** start of DATA FOR PROCESSING **

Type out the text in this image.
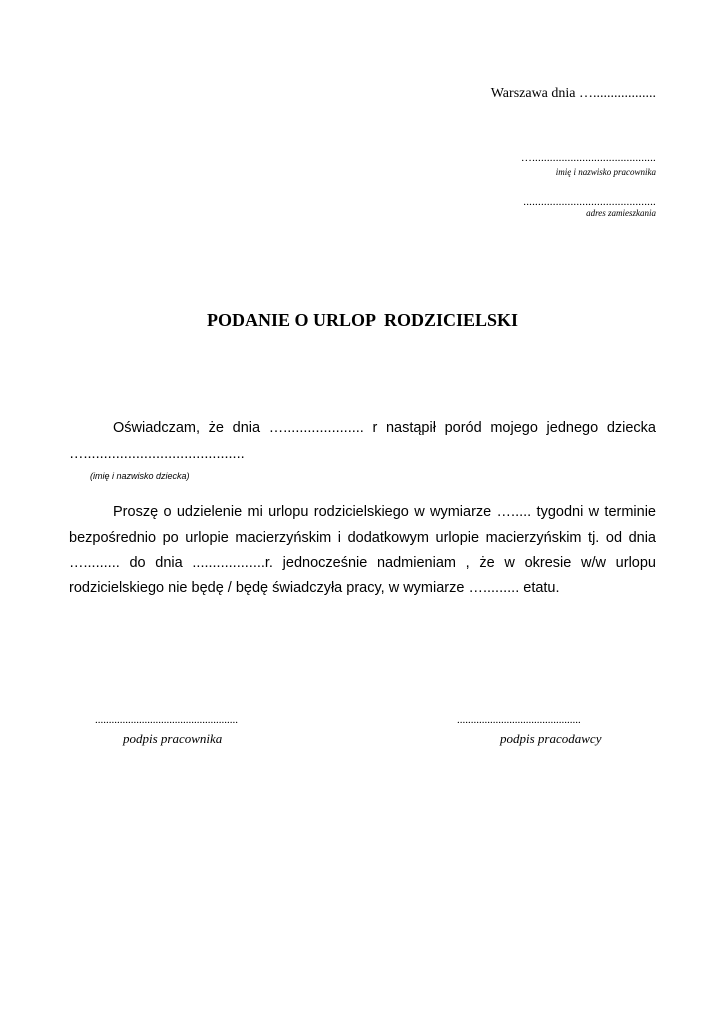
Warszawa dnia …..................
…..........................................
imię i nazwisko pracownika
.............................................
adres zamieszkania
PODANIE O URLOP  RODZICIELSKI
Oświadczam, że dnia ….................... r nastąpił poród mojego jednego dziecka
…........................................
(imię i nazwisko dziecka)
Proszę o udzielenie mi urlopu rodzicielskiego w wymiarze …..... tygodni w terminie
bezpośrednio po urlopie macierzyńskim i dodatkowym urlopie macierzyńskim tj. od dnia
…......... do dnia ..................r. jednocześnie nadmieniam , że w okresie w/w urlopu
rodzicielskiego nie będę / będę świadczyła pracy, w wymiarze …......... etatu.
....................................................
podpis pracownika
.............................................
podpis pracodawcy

** end of DATA FOR PROCESSING **
** start of DATA FOR PROCESSING **

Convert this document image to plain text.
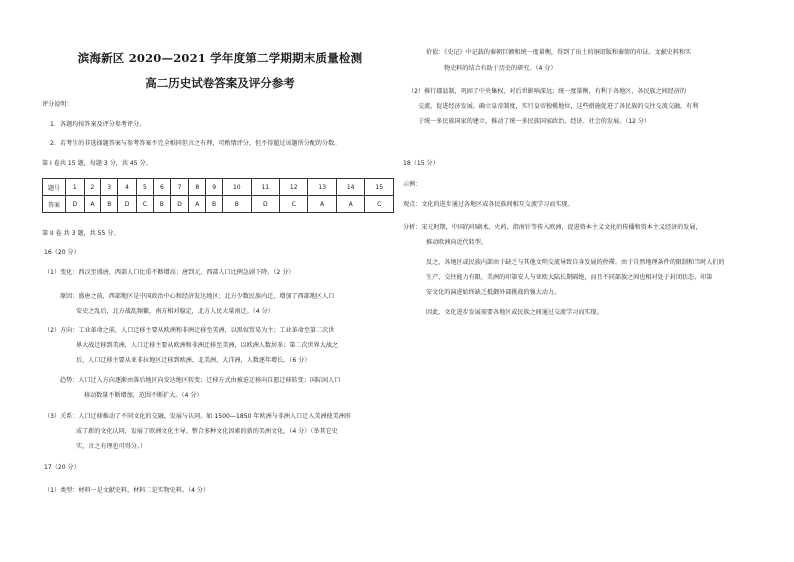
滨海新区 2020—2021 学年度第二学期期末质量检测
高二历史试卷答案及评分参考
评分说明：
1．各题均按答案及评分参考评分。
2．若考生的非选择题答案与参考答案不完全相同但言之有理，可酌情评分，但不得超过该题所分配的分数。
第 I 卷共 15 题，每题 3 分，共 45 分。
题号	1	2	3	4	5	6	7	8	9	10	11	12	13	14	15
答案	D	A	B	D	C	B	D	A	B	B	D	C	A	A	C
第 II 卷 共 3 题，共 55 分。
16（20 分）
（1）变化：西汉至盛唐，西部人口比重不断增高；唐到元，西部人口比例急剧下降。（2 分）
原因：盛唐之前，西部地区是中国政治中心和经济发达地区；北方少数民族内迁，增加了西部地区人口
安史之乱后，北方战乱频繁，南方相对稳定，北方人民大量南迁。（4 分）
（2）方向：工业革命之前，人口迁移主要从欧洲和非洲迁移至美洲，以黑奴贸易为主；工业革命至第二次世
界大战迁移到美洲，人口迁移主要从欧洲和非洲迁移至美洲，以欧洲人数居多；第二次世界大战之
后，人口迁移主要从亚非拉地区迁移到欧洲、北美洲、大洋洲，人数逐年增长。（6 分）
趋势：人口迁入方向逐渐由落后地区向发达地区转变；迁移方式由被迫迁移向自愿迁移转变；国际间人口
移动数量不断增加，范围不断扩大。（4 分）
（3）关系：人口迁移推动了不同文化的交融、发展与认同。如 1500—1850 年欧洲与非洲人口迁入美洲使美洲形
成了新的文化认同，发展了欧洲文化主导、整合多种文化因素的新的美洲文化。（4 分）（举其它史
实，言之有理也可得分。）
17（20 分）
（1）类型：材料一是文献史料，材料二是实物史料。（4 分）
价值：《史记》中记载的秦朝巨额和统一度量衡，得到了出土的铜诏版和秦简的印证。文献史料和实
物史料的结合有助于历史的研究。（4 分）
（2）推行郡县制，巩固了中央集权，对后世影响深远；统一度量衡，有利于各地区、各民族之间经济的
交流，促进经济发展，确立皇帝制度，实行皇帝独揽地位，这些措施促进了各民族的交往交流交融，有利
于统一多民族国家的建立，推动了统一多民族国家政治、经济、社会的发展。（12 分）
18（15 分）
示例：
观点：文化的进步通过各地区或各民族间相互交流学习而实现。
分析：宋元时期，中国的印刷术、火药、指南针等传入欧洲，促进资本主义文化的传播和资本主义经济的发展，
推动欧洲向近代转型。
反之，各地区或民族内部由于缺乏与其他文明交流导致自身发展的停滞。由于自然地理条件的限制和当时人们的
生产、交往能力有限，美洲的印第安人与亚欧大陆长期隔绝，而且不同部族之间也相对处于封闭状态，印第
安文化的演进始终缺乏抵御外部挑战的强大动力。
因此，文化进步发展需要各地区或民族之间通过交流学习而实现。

** end of DATA FOR PROCESSING **
** start of DATA FOR PROCESSING **

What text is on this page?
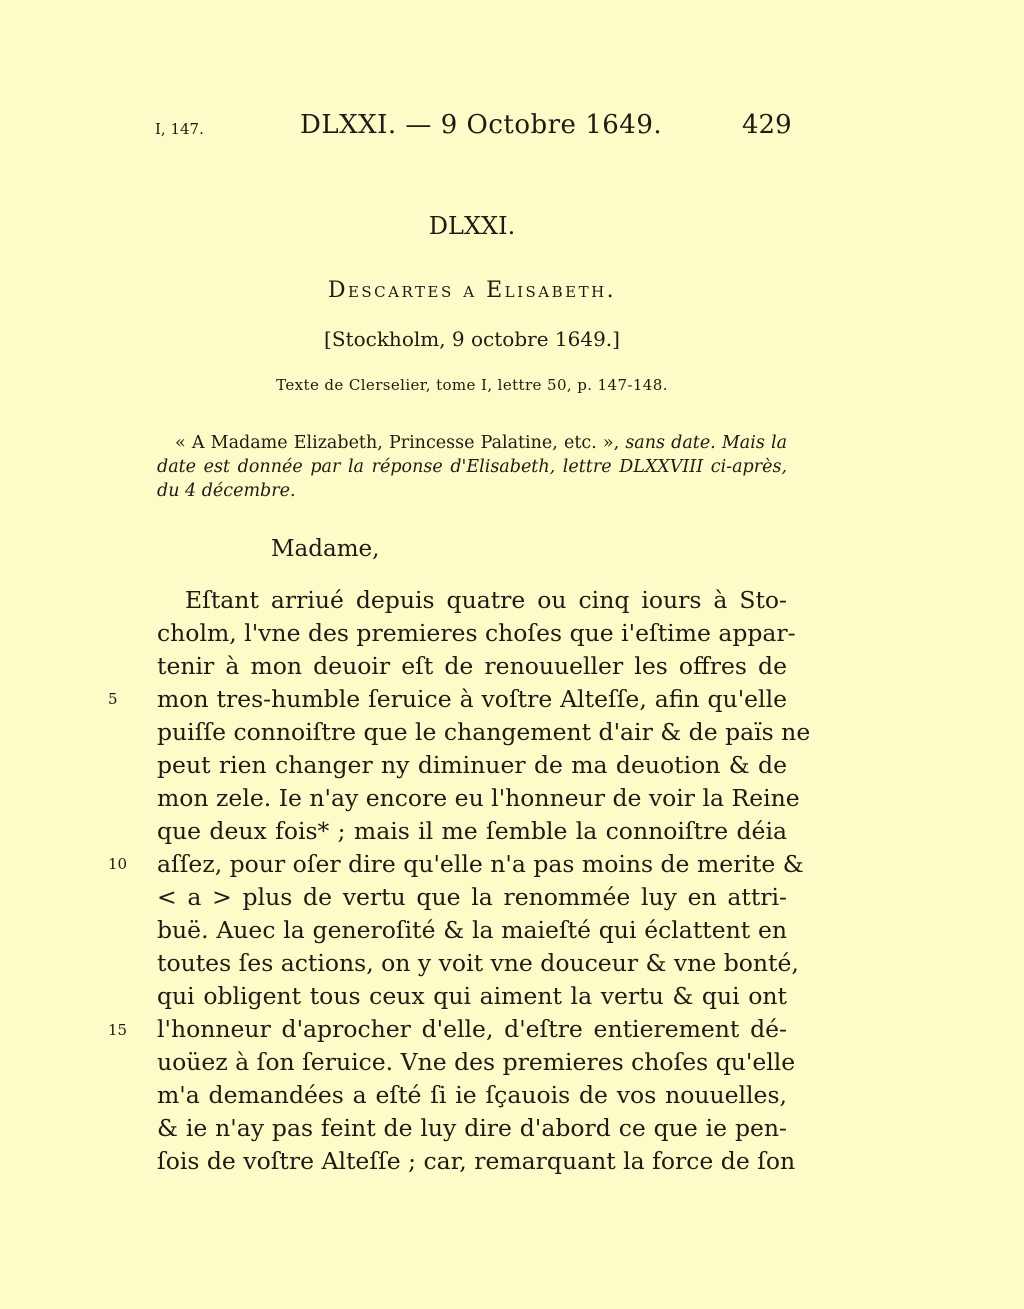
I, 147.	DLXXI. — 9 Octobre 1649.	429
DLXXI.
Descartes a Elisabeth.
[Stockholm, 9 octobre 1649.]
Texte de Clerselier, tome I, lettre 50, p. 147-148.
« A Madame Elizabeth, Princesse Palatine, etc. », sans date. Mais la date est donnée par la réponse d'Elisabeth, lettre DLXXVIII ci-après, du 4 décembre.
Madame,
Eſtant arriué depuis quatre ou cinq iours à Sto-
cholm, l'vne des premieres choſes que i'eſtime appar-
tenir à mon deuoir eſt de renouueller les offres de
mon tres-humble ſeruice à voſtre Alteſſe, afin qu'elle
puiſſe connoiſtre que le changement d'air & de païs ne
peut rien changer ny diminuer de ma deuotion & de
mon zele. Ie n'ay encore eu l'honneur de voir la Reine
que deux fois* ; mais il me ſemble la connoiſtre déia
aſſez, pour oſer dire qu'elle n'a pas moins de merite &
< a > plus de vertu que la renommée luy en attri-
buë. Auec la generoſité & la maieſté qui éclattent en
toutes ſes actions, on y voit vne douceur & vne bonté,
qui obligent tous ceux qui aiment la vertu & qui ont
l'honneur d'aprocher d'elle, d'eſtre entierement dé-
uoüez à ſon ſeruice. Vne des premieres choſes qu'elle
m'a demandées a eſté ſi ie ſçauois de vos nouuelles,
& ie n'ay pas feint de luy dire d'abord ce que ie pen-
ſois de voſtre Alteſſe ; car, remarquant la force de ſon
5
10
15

** end of DATA FOR PROCESSING **

PROBLEM REQUIREMENTS – Copy every line in the records above that contains the word "this".

TASK RESPONSE –
Type out the text in this image.
Convert this document image to plain text.
What text is on this page?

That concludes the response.